• **Do this**
Write the material out again in full, exactly.

• **Materials provided**
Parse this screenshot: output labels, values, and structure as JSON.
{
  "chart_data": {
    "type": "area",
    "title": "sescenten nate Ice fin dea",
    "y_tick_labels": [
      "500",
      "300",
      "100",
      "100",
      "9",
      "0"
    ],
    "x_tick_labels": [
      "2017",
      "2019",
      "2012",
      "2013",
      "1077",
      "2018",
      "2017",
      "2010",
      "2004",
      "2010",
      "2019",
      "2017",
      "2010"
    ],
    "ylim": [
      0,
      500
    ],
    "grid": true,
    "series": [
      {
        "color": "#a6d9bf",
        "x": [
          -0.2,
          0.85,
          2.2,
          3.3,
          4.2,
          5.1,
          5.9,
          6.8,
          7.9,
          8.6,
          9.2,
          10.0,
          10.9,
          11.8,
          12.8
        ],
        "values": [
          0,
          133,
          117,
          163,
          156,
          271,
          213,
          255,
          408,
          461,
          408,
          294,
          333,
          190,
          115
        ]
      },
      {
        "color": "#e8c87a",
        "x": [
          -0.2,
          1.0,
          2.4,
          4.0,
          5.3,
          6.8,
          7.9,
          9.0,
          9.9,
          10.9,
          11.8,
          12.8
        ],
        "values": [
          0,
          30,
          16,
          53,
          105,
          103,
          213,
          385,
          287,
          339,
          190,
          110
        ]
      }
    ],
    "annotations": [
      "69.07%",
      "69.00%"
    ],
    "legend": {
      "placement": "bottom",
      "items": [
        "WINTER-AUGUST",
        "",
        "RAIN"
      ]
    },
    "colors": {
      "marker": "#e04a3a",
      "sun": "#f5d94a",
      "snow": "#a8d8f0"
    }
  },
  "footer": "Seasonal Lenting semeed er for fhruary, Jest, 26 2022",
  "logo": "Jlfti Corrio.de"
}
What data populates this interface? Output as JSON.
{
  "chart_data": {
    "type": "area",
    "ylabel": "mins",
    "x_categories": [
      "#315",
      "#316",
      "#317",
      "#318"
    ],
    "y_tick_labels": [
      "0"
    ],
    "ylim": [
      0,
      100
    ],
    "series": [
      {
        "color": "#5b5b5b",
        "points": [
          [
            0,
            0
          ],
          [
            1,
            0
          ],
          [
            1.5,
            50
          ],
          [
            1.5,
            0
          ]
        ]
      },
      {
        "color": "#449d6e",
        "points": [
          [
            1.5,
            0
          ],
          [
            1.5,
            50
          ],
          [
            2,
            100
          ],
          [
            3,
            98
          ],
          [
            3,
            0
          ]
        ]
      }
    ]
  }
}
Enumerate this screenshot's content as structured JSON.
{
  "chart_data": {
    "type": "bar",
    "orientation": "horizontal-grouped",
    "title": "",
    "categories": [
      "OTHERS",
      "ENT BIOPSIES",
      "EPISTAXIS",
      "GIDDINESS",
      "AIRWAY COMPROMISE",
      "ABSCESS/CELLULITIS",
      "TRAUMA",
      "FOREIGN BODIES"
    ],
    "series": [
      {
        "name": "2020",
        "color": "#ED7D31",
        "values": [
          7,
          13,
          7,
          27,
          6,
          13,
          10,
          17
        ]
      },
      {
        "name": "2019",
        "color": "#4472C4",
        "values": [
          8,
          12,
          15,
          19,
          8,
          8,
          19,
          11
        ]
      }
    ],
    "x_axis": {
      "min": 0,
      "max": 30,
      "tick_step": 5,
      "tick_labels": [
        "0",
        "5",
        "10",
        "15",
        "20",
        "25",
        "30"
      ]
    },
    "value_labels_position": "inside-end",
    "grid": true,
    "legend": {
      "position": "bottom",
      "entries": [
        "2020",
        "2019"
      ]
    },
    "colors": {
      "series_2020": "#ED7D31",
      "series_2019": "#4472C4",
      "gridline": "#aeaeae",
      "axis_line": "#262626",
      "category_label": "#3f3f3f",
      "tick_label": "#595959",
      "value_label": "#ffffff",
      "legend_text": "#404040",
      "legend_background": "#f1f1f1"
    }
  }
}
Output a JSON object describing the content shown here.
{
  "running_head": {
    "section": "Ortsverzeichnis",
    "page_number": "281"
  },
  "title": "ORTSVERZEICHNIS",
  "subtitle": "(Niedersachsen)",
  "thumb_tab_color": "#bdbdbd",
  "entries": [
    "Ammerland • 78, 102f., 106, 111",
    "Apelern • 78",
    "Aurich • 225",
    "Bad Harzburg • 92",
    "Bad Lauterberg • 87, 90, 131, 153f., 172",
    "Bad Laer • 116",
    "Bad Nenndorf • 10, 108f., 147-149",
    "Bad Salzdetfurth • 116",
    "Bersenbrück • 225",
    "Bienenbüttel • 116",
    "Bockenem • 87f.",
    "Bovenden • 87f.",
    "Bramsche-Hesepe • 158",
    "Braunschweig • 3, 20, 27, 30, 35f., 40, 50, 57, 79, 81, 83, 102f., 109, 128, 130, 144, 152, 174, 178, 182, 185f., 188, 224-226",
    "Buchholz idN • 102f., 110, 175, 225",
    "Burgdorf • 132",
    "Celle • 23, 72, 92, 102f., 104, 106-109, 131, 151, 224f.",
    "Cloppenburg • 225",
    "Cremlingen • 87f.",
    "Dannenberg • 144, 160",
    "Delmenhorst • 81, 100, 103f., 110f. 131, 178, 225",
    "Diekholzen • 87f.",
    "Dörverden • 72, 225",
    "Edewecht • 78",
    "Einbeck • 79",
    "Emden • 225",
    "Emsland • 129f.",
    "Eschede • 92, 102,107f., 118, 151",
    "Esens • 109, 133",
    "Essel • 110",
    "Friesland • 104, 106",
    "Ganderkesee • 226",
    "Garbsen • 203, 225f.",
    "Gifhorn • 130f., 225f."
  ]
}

• **Correct output**
Parse this screenshot: output labels, values, and structure as JSON.
{
  "chart_data": {
    "type": "area",
    "title": "sescenten nate Ice fin dea",
    "y_tick_labels": [
      "500",
      "300",
      "100",
      "100",
      "9",
      "0"
    ],
    "x_tick_labels": [
      "2017",
      "2019",
      "2012",
      "2013",
      "1077",
      "2018",
      "2017",
      "2010",
      "2004",
      "2010",
      "2019",
      "2017",
      "2010"
    ],
    "ylim": [
      0,
      500
    ],
    "grid": true,
    "series": [
      {
        "color": "#a6d9bf",
        "x": [
          -0.2,
          0.85,
          2.2,
          3.3,
          4.2,
          5.1,
          5.9,
          6.8,
          7.9,
          8.6,
          9.2,
          10.0,
          10.9,
          11.8,
          12.8
        ],
        "values": [
          0,
          133,
          117,
          163,
          156,
          271,
          213,
          255,
          408,
          461,
          408,
          294,
          333,
          190,
          115
        ]
      },
      {
        "color": "#e8c87a",
        "x": [
          -0.2,
          1.0,
          2.4,
          4.0,
          5.3,
          6.8,
          7.9,
          9.0,
          9.9,
          10.9,
          11.8,
          12.8
        ],
        "values": [
          0,
          30,
          16,
          53,
          105,
          103,
          213,
          385,
          287,
          339,
          190,
          110
        ]
      }
    ],
    "annotations": [
      "69.07%",
      "69.00%"
    ],
    "legend": {
      "placement": "bottom",
      "items": [
        "WINTER-AUGUST",
        "",
        "RAIN"
      ]
    },
    "colors": {
      "marker": "#e04a3a",
      "sun": "#f5d94a",
      "snow": "#a8d8f0"
    }
  },
  "footer": "Seasonal Lenting semeed er for fhruary, Jest, 26 2022",
  "logo": "Jlfti Corrio.de"
}
What data populates this interface? Output as JSON.
{
  "chart_data": {
    "type": "area",
    "ylabel": "mins",
    "x_categories": [
      "#315",
      "#316",
      "#317",
      "#318"
    ],
    "y_tick_labels": [
      "0"
    ],
    "ylim": [
      0,
      100
    ],
    "series": [
      {
        "color": "#5b5b5b",
        "points": [
          [
            0,
            0
          ],
          [
            1,
            0
          ],
          [
            1.5,
            50
          ],
          [
            1.5,
            0
          ]
        ]
      },
      {
        "color": "#449d6e",
        "points": [
          [
            1.5,
            0
          ],
          [
            1.5,
            50
          ],
          [
            2,
            100
          ],
          [
            3,
            98
          ],
          [
            3,
            0
          ]
        ]
      }
    ]
  }
}
Enumerate this screenshot's content as structured JSON.
{
  "chart_data": {
    "type": "bar",
    "orientation": "horizontal-grouped",
    "title": "",
    "categories": [
      "OTHERS",
      "ENT BIOPSIES",
      "EPISTAXIS",
      "GIDDINESS",
      "AIRWAY COMPROMISE",
      "ABSCESS/CELLULITIS",
      "TRAUMA",
      "FOREIGN BODIES"
    ],
    "series": [
      {
        "name": "2020",
        "color": "#ED7D31",
        "values": [
          7,
          13,
          7,
          27,
          6,
          13,
          10,
          17
        ]
      },
      {
        "name": "2019",
        "color": "#4472C4",
        "values": [
          8,
          12,
          15,
          19,
          8,
          8,
          19,
          11
        ]
      }
    ],
    "x_axis": {
      "min": 0,
      "max": 30,
      "tick_step": 5,
      "tick_labels": [
        "0",
        "5",
        "10",
        "15",
        "20",
        "25",
        "30"
      ]
    },
    "value_labels_position": "inside-end",
    "grid": true,
    "legend": {
      "position": "bottom",
      "entries": [
        "2020",
        "2019"
      ]
    },
    "colors": {
      "series_2020": "#ED7D31",
      "series_2019": "#4472C4",
      "gridline": "#aeaeae",
      "axis_line": "#262626",
      "category_label": "#3f3f3f",
      "tick_label": "#595959",
      "value_label": "#ffffff",
      "legend_text": "#404040",
      "legend_background": "#f1f1f1"
    }
  }
}
Output a JSON object describing the content shown here.
{
  "running_head": {
    "section": "Ortsverzeichnis",
    "page_number": "281"
  },
  "title": "ORTSVERZEICHNIS",
  "subtitle": "(Niedersachsen)",
  "thumb_tab_color": "#bdbdbd",
  "entries": [
    "Ammerland • 78, 102f., 106, 111",
    "Apelern • 78",
    "Aurich • 225",
    "Bad Harzburg • 92",
    "Bad Lauterberg • 87, 90, 131, 153f., 172",
    "Bad Laer • 116",
    "Bad Nenndorf • 10, 108f., 147-149",
    "Bad Salzdetfurth • 116",
    "Bersenbrück • 225",
    "Bienenbüttel • 116",
    "Bockenem • 87f.",
    "Bovenden • 87f.",
    "Bramsche-Hesepe • 158",
    "Braunschweig • 3, 20, 27, 30, 35f., 40, 50, 57, 79, 81, 83, 102f., 109, 128, 130, 144, 152, 174, 178, 182, 185f., 188, 224-226",
    "Buchholz idN • 102f., 110, 175, 225",
    "Burgdorf • 132",
    "Celle • 23, 72, 92, 102f., 104, 106-109, 131, 151, 224f.",
    "Cloppenburg • 225",
    "Cremlingen • 87f.",
    "Dannenberg • 144, 160",
    "Delmenhorst • 81, 100, 103f., 110f. 131, 178, 225",
    "Diekholzen • 87f.",
    "Dörverden • 72, 225",
    "Edewecht • 78",
    "Einbeck • 79",
    "Emden • 225",
    "Emsland • 129f.",
    "Eschede • 92, 102,107f., 118, 151",
    "Esens • 109, 133",
    "Essel • 110",
    "Friesland • 104, 106",
    "Ganderkesee • 226",
    "Garbsen • 203, 225f.",
    "Gifhorn • 130f., 225f."
  ]
}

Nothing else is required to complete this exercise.